Extracted records
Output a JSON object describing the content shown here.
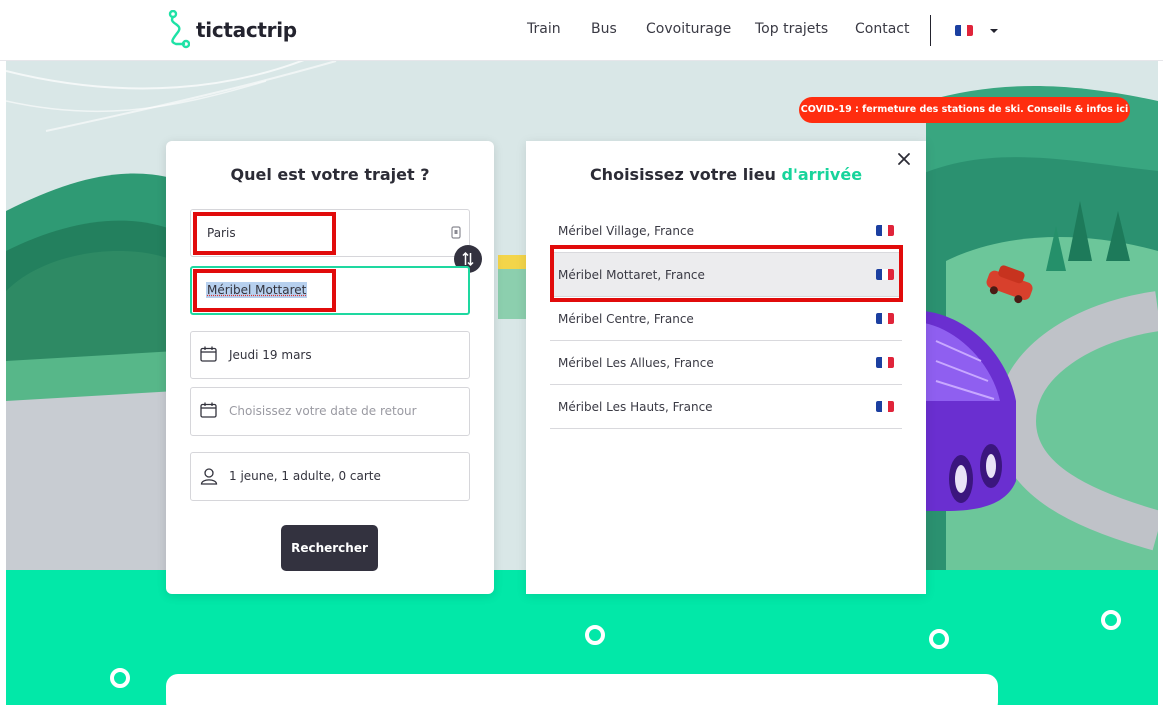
{
  "header": {
    "brand": "tictactrip",
    "nav": [
      "Train",
      "Bus",
      "Covoiturage",
      "Top trajets",
      "Contact"
    ],
    "flag_colors": [
      "#1b3fa0",
      "#ffffff",
      "#e0243a"
    ]
  },
  "banner": {
    "text": "COVID-19 : fermeture des stations de ski. Conseils & infos ici",
    "color": "#ff2d0f"
  },
  "search": {
    "title": "Quel est votre trajet ?",
    "origin_value": "Paris",
    "destination_value": "Méribel Mottaret",
    "outbound_date": "Jeudi 19 mars",
    "return_placeholder": "Choisissez votre date de retour",
    "passengers": "1 jeune, 1 adulte, 0 carte",
    "submit_label": "Rechercher"
  },
  "arrival": {
    "title_prefix": "Choisissez votre lieu ",
    "title_accent": "d'arrivée",
    "accent_color": "#17d49b",
    "items": [
      {
        "label": "Méribel Village, France",
        "flag": "fr-flag-icon"
      },
      {
        "label": "Méribel Mottaret, France",
        "flag": "fr-flag-icon"
      },
      {
        "label": "Méribel Centre, France",
        "flag": "fr-flag-icon"
      },
      {
        "label": "Méribel Les Allues, France",
        "flag": "fr-flag-icon"
      },
      {
        "label": "Méribel Les Hauts, France",
        "flag": "fr-flag-icon"
      }
    ],
    "selected_index": 1
  },
  "icons": {
    "logo": "route-logo-icon",
    "swap": "swap-arrows-icon",
    "calendar": "calendar-icon",
    "person": "person-icon",
    "close": "close-icon",
    "locate": "locate-icon",
    "caret": "caret-down-icon"
  },
  "colors": {
    "brand_mint": "#02e8a8",
    "dark_button": "#33323f",
    "annotation_red": "#e10b0b"
  }
}
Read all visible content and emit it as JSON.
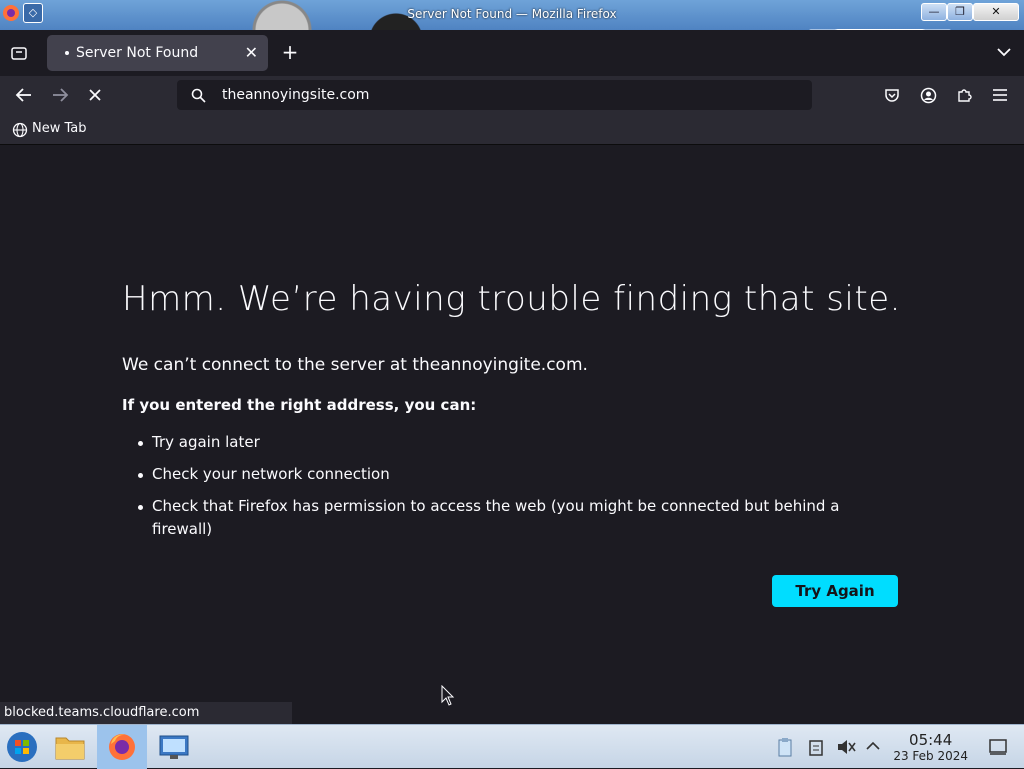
{
  "window": {
    "title": "Server Not Found — Mozilla Firefox",
    "controls": {
      "minimize": "—",
      "maximize": "❐",
      "close": "✕"
    }
  },
  "tabs": [
    {
      "label": "Server Not Found"
    }
  ],
  "toolbar": {
    "url": "theannoyingsite.com"
  },
  "bookmarks": [
    {
      "label": "New Tab"
    }
  ],
  "error": {
    "title": "Hmm. We’re having trouble finding that site.",
    "description": "We can’t connect to the server at theannoyingite.com.",
    "suggestions_heading": "If you entered the right address, you can:",
    "suggestions": [
      "Try again later",
      "Check your network connection",
      "Check that Firefox has permission to access the web (you might be connected but behind a firewall)"
    ],
    "try_again_label": "Try Again"
  },
  "status_bar": "blocked.teams.cloudflare.com",
  "taskbar": {
    "time": "05:44",
    "date": "23 Feb 2024"
  },
  "icons": [
    "firefox-icon",
    "system-menu-icon",
    "tab-list-icon",
    "new-tab-icon",
    "all-tabs-icon",
    "back-icon",
    "forward-icon",
    "stop-icon",
    "search-icon",
    "pocket-icon",
    "account-icon",
    "extensions-icon",
    "menu-icon",
    "globe-icon",
    "start-icon",
    "file-manager-icon",
    "network-icon",
    "clipboard-icon",
    "volume-muted-icon",
    "tray-expand-icon",
    "show-desktop-icon"
  ],
  "colors": {
    "accent": "#00ddff",
    "background": "#1c1b22",
    "toolbar": "#2b2a33"
  }
}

### Set exercise
Reproduce the material word for word, minus the images.

### Response to the exercise
Output a JSON object describing the content shown here.
{
  "header": {
    "brand": "tictactrip",
    "nav": [
      "Train",
      "Bus",
      "Covoiturage",
      "Top trajets",
      "Contact"
    ],
    "flag_colors": [
      "#1b3fa0",
      "#ffffff",
      "#e0243a"
    ]
  },
  "banner": {
    "text": "COVID-19 : fermeture des stations de ski. Conseils & infos ici",
    "color": "#ff2d0f"
  },
  "search": {
    "title": "Quel est votre trajet ?",
    "origin_value": "Paris",
    "destination_value": "Méribel Mottaret",
    "outbound_date": "Jeudi 19 mars",
    "return_placeholder": "Choisissez votre date de retour",
    "passengers": "1 jeune, 1 adulte, 0 carte",
    "submit_label": "Rechercher"
  },
  "arrival": {
    "title_prefix": "Choisissez votre lieu ",
    "title_accent": "d'arrivée",
    "accent_color": "#17d49b",
    "items": [
      {
        "label": "Méribel Village, France",
        "flag": "fr-flag-icon"
      },
      {
        "label": "Méribel Mottaret, France",
        "flag": "fr-flag-icon"
      },
      {
        "label": "Méribel Centre, France",
        "flag": "fr-flag-icon"
      },
      {
        "label": "Méribel Les Allues, France",
        "flag": "fr-flag-icon"
      },
      {
        "label": "Méribel Les Hauts, France",
        "flag": "fr-flag-icon"
      }
    ],
    "selected_index": 1
  },
  "icons": {
    "logo": "route-logo-icon",
    "swap": "swap-arrows-icon",
    "calendar": "calendar-icon",
    "person": "person-icon",
    "close": "close-icon",
    "locate": "locate-icon",
    "caret": "caret-down-icon"
  },
  "colors": {
    "brand_mint": "#02e8a8",
    "dark_button": "#33323f",
    "annotation_red": "#e10b0b"
  }
}
Read all visible content and emit it as JSON.
{
  "window": {
    "title": "Server Not Found — Mozilla Firefox",
    "controls": {
      "minimize": "—",
      "maximize": "❐",
      "close": "✕"
    }
  },
  "tabs": [
    {
      "label": "Server Not Found"
    }
  ],
  "toolbar": {
    "url": "theannoyingsite.com"
  },
  "bookmarks": [
    {
      "label": "New Tab"
    }
  ],
  "error": {
    "title": "Hmm. We’re having trouble finding that site.",
    "description": "We can’t connect to the server at theannoyingite.com.",
    "suggestions_heading": "If you entered the right address, you can:",
    "suggestions": [
      "Try again later",
      "Check your network connection",
      "Check that Firefox has permission to access the web (you might be connected but behind a firewall)"
    ],
    "try_again_label": "Try Again"
  },
  "status_bar": "blocked.teams.cloudflare.com",
  "taskbar": {
    "time": "05:44",
    "date": "23 Feb 2024"
  },
  "icons": [
    "firefox-icon",
    "system-menu-icon",
    "tab-list-icon",
    "new-tab-icon",
    "all-tabs-icon",
    "back-icon",
    "forward-icon",
    "stop-icon",
    "search-icon",
    "pocket-icon",
    "account-icon",
    "extensions-icon",
    "menu-icon",
    "globe-icon",
    "start-icon",
    "file-manager-icon",
    "network-icon",
    "clipboard-icon",
    "volume-muted-icon",
    "tray-expand-icon",
    "show-desktop-icon"
  ],
  "colors": {
    "accent": "#00ddff",
    "background": "#1c1b22",
    "toolbar": "#2b2a33"
  }
}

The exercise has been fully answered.